_Aim_
Check each line of the material below for "JSON", then copy the ones that contain it.

── Data to process

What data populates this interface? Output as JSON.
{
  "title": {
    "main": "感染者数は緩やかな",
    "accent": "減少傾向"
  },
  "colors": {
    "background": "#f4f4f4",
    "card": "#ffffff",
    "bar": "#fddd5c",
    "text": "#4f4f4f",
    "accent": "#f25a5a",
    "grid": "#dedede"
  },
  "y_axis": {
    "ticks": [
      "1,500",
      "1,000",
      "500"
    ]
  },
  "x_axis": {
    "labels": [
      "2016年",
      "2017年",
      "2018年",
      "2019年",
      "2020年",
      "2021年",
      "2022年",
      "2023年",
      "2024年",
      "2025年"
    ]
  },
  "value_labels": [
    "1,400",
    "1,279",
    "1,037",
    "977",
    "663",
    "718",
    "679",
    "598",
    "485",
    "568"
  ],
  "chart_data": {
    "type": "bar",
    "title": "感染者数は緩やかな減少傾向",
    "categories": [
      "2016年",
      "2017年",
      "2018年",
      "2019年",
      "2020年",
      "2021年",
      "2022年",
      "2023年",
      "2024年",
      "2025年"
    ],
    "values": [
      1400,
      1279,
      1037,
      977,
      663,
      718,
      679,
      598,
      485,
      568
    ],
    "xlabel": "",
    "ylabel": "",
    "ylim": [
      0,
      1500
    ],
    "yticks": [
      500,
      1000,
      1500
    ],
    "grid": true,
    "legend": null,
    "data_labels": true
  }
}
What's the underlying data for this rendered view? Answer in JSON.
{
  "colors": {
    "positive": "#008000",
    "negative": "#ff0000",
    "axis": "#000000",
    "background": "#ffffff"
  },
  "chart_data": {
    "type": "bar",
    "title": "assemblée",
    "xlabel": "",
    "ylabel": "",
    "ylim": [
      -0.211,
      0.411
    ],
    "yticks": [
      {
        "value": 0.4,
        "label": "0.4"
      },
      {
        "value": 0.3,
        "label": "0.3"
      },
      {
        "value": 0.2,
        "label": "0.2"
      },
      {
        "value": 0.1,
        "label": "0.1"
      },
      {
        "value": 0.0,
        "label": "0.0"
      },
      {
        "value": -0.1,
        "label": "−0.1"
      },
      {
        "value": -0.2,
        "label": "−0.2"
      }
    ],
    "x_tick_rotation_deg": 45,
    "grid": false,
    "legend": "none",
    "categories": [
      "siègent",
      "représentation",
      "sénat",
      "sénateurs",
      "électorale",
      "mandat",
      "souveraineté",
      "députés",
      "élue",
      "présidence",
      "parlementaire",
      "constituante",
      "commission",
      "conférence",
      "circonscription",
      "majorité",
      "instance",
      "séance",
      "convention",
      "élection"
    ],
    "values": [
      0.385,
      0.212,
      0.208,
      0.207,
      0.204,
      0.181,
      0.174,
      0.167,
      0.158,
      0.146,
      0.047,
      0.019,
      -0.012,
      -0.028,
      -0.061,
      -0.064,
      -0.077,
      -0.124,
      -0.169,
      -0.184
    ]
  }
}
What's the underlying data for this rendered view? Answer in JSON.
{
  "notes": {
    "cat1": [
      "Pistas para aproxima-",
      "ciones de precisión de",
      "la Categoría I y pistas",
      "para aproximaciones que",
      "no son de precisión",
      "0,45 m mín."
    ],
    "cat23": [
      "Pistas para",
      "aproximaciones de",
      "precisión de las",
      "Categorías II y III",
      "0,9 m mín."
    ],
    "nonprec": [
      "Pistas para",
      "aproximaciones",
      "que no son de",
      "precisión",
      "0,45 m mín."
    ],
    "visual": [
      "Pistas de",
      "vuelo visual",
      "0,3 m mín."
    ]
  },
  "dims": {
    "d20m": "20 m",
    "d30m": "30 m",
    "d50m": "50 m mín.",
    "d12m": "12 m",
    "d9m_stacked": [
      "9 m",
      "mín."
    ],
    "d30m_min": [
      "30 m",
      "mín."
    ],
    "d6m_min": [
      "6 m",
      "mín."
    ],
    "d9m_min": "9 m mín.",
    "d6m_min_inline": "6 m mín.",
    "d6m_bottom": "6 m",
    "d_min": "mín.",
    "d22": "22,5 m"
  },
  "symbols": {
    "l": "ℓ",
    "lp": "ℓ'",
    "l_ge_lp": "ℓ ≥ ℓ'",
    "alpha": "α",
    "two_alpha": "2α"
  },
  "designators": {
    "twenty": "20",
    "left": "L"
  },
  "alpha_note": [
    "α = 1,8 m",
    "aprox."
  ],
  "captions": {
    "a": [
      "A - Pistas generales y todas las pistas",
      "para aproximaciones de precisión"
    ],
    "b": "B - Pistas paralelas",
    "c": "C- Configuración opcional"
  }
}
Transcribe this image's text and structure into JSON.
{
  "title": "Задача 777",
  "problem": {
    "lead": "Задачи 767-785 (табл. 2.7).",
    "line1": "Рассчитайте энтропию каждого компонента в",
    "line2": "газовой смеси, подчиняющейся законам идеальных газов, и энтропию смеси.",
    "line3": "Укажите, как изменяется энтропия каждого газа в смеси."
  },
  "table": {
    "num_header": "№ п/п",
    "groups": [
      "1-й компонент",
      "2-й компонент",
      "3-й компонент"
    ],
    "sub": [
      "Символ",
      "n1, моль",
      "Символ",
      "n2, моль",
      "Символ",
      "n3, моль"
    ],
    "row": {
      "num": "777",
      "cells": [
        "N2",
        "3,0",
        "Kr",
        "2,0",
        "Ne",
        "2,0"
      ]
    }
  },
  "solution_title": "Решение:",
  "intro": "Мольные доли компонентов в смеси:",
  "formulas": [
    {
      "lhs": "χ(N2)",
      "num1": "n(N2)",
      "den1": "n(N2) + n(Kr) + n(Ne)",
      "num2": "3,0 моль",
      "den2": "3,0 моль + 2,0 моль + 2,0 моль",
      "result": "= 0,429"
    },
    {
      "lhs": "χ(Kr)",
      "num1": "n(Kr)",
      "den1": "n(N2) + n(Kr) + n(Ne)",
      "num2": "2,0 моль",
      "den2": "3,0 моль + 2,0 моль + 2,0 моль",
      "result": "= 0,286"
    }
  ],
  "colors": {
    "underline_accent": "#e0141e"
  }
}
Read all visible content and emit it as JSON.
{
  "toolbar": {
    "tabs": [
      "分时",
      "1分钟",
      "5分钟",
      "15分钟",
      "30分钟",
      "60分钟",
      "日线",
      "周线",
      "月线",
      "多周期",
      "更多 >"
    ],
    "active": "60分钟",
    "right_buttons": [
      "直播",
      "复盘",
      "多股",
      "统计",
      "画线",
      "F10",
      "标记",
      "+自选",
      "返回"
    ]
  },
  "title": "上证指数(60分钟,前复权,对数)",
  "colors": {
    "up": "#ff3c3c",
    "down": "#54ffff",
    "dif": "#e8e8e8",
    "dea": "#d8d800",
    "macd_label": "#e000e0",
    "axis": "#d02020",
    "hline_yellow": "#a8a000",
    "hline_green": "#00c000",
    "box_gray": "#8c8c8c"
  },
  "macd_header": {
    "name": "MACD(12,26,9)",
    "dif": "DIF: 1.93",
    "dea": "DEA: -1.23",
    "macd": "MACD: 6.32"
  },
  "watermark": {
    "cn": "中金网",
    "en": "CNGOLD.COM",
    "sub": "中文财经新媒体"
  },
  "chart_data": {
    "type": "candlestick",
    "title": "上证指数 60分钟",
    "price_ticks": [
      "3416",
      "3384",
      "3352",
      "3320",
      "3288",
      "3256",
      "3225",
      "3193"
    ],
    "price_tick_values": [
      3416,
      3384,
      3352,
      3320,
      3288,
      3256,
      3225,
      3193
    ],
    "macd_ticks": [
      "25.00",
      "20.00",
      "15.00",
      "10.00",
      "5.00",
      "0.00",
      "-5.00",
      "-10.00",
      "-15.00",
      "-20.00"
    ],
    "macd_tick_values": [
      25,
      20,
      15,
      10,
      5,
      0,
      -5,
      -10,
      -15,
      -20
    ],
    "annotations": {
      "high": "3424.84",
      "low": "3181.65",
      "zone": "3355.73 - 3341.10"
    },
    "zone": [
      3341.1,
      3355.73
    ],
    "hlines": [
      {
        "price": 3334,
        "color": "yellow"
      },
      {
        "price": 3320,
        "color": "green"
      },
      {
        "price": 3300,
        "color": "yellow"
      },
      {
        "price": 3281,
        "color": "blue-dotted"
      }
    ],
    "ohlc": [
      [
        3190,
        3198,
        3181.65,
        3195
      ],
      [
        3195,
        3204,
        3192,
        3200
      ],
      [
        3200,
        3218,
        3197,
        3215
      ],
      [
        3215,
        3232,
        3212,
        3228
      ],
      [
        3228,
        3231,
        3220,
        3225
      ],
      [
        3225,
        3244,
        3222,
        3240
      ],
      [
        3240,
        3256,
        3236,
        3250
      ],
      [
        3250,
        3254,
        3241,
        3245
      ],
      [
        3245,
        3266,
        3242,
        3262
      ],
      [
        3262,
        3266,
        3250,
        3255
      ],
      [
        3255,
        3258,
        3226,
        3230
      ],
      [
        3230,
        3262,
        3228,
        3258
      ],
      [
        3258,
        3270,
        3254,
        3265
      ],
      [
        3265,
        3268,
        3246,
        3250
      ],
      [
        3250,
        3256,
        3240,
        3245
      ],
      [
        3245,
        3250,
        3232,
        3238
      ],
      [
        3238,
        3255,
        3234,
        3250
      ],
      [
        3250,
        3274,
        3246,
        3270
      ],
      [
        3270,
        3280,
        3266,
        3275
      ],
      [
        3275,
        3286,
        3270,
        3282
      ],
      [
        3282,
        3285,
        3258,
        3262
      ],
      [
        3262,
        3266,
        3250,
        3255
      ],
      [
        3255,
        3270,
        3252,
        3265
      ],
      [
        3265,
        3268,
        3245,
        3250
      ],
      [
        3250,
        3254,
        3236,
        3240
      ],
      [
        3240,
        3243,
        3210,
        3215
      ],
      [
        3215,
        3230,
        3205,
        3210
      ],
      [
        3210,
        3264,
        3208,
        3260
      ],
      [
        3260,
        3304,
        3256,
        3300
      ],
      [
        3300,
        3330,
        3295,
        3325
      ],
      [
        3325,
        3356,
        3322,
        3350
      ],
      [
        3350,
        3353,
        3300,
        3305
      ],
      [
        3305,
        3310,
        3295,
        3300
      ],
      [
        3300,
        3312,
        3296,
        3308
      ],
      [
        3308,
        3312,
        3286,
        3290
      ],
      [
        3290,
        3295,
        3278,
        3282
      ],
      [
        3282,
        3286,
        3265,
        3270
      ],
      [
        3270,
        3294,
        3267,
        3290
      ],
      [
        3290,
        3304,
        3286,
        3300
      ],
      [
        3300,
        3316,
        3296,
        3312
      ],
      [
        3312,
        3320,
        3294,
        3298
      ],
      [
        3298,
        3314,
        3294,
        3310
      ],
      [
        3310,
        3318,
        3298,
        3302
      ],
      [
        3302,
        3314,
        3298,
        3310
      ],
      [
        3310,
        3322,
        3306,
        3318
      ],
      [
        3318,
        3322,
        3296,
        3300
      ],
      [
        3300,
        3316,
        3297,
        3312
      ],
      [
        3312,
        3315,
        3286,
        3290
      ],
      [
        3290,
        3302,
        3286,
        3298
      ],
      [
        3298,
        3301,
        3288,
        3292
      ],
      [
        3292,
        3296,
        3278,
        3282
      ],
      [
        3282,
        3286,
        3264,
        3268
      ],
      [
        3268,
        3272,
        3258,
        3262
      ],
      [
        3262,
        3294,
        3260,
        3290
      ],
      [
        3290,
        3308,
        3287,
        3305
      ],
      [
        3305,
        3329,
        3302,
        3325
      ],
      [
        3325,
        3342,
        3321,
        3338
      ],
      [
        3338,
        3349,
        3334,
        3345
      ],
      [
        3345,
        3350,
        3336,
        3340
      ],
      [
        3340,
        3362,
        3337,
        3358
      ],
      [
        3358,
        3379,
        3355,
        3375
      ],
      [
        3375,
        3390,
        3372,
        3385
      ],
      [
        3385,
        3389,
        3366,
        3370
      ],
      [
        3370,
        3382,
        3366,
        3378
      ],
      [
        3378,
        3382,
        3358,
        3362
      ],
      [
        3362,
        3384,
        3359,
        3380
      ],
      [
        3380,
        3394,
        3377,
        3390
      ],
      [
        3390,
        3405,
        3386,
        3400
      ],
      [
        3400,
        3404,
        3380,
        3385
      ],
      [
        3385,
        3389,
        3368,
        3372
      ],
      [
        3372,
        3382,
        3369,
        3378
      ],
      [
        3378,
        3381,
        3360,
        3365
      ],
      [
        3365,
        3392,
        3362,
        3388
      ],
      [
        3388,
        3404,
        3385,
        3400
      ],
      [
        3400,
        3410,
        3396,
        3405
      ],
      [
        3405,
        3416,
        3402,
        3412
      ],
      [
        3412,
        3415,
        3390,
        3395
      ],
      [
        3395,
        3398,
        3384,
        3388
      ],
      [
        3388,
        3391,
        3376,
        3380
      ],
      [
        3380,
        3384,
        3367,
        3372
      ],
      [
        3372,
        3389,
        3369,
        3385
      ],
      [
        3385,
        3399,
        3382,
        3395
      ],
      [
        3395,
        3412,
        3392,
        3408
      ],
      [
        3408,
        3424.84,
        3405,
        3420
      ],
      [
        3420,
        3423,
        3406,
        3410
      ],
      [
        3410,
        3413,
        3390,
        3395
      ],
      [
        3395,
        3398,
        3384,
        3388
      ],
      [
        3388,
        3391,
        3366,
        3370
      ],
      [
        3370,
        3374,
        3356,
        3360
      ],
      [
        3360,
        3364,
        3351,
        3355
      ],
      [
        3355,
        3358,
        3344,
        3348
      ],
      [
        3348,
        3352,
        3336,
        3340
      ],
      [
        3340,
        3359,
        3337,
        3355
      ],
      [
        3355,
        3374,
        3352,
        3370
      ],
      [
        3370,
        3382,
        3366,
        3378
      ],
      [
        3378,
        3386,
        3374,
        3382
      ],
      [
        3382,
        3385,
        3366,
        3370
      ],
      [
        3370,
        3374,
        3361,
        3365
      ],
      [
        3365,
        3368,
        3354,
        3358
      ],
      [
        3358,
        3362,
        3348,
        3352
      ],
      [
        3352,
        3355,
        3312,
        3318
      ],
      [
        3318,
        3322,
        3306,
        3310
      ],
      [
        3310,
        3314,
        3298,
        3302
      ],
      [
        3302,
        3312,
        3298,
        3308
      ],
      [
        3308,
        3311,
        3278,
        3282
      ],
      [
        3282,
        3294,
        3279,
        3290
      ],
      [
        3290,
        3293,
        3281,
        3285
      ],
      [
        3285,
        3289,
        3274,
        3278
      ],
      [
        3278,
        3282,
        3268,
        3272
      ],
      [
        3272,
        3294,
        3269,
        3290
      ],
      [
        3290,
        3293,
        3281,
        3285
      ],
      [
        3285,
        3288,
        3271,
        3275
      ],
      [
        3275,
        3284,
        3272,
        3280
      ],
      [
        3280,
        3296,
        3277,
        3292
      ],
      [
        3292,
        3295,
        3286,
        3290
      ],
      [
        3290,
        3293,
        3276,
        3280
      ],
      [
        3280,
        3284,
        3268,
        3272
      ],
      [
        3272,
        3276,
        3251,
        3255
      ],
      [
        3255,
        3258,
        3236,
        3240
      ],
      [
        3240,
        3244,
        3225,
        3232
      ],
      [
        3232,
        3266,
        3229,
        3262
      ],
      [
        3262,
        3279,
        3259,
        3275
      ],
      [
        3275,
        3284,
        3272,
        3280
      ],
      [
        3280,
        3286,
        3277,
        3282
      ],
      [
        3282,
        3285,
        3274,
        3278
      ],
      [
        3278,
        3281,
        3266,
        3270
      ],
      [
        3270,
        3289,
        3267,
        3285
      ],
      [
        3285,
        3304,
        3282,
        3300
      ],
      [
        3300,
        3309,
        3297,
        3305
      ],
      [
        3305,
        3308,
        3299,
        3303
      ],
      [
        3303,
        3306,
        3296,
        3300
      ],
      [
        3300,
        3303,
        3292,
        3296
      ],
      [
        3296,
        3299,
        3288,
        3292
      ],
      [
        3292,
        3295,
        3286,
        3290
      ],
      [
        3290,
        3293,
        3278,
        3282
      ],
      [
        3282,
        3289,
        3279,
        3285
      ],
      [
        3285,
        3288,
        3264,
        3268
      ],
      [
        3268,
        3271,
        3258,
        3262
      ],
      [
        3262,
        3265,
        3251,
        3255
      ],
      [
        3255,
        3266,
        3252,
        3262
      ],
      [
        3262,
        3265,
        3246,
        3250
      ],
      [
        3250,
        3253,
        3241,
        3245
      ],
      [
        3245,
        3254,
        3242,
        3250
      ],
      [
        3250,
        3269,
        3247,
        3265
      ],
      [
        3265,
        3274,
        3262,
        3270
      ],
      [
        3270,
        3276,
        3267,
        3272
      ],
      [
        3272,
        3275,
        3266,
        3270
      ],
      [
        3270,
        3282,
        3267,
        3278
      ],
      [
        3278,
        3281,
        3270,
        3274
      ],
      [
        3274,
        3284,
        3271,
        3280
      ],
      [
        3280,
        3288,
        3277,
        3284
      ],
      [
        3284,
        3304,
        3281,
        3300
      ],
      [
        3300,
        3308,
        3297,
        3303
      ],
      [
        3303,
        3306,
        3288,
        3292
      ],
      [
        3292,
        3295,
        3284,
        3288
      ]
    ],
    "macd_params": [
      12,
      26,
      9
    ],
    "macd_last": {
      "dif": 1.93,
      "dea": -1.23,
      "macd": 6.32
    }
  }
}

────

_Answer to this problem_
What data populates this interface? Output as JSON.
What's the underlying data for this rendered view? Answer in JSON.
What's the underlying data for this rendered view? Answer in JSON.
Transcribe this image's text and structure into JSON.
Read all visible content and emit it as JSON.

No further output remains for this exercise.